_EXERCISE INSTRUCTIONS_:
**A)** Repeat the passage of the rf_bench excerpt between "strength = rig.get_strength_settled()" and "a true bypass.", inclusive.
**B)** Answer these questions from the rf_bench excerpt.
(i) On the FT-891, what does set_agc("off") map to?
(ii) Which front-end attenuation values does the comment on set_att list?
(iii) Which port number is passed to FT891 when both radios run at once?

_PAGE EXTRACT_:
══════════════════════════════

IC7300 and FT891 share an identical core interface and are drop-in substitutable.

from rf_bench.icom  import IC7300
from rf_bench.yaesu import FT891, PREAMP_OFF, PREAMP_AMP1

# Shared interface
for RigClass in (IC7300, FT891):
    with RigClass() as rig:
        rig.set_frequency(14_200_000)
        rig.set_mode("usb", passband_hz=2400)
        rig.set_agc("slow")
        rig.set_rf_gain(1.0)
        strength = rig.get_strength_settled()

# FT-891 additions: preamp / attenuator
with FT891() as rig:
    rig.set_preamp(PREAMP_OFF)   # IPO — bypass preamp for large-signal tests
    rig.set_preamp(PREAMP_AMP1)  # AMP1 — ~10 dB gain for sensitivity tests
    rig.set_att(6)               # 0, 6, or 12 dB front-end attenuation

AGC note: set_agc("off") is a true hardware bypass on the IC-7300. On the FT-891 it maps to the slowest AGC constant — not a true bypass.

If both radios are in use simultaneously, run each rigctld on a separate port:

rigctld -m 3073 -r /dev/ttyUSB0 -s 115200 -T localhost -t 4532 &
rigctld -m 1036 -r /dev/ttyUSB1 -s 38400  -T localhost -t 4533 &

ic  = IC7300("localhost", 4532)
ft  = FT891("localhost", 4533)

RF utilities

rf_bench.utils is a pure-Python RF math library. No instruments, no side effects; safe to import anywhere.

from rf_bench.utils import (
    # Constants
    SPEED_OF_LIGHT,                  # 299 792 458 m/s (exact)
    S9_HF_DBM, S9_VHF_DBM,          # −73 / −93 dBm (ITU S-meter references)

══════════════════════════════

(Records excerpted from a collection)
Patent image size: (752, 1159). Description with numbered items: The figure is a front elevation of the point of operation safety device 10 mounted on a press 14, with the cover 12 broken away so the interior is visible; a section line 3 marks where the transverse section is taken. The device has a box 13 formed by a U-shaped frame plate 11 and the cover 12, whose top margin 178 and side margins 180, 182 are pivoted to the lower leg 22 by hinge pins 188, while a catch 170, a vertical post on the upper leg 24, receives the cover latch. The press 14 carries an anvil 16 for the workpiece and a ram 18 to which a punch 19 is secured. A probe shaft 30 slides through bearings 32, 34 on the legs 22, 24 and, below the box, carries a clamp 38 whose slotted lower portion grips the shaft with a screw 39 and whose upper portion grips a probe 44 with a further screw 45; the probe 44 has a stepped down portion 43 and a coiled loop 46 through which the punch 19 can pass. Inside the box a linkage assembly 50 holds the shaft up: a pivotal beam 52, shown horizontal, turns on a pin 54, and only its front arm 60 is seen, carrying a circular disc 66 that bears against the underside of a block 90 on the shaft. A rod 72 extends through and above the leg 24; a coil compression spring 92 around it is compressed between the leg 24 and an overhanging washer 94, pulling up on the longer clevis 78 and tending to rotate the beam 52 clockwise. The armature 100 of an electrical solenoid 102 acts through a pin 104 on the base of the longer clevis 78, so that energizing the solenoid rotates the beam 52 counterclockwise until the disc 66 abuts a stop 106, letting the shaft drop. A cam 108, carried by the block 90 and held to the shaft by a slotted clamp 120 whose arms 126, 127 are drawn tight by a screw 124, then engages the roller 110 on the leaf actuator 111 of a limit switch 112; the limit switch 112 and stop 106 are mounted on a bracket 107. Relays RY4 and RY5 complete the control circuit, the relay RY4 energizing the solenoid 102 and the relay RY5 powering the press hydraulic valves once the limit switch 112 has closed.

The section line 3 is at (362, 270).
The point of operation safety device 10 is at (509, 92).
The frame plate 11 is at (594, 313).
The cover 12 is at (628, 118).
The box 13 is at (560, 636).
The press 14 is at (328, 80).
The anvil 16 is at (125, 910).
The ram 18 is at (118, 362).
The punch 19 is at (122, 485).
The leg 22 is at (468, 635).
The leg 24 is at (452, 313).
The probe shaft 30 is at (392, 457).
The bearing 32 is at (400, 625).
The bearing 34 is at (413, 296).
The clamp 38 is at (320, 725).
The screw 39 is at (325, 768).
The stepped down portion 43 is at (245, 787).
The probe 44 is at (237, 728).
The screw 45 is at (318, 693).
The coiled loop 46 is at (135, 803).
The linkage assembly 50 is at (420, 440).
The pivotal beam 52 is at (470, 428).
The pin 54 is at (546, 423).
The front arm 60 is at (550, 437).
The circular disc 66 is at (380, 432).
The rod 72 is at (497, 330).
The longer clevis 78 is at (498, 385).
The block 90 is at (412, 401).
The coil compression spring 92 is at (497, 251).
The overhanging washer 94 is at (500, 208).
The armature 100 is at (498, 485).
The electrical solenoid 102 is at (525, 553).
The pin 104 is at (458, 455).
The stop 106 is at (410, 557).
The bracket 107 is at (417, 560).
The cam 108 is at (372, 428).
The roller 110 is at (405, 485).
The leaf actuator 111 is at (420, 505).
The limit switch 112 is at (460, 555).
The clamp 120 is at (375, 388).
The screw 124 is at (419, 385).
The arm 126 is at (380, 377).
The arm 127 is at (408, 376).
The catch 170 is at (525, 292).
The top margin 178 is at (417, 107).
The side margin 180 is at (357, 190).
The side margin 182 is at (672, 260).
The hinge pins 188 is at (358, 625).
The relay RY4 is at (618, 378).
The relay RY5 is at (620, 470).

══════════════════════════════

_TASK RESPONSES_:
**A)**
strength = rig.get_strength_settled()

# FT-891 additions: preamp / attenuator
with FT891() as rig:
    rig.set_preamp(PREAMP_OFF)   # IPO — bypass preamp for large-signal tests
    rig.set_preamp(PREAMP_AMP1)  # AMP1 — ~10 dB gain for sensitivity tests
    rig.set_att(6)               # 0, 6, or 12 dB front-end attenuation

AGC note: set_agc("off") is a true hardware bypass on the IC-7300. On the FT-891 it maps to the slowest AGC constant — not a true bypass.

**B)**
(i) It maps to the slowest AGC constant, which is not a true bypass.
(ii) The listed values are 0, 6, and 12 dB.
(iii) The port number is 4533.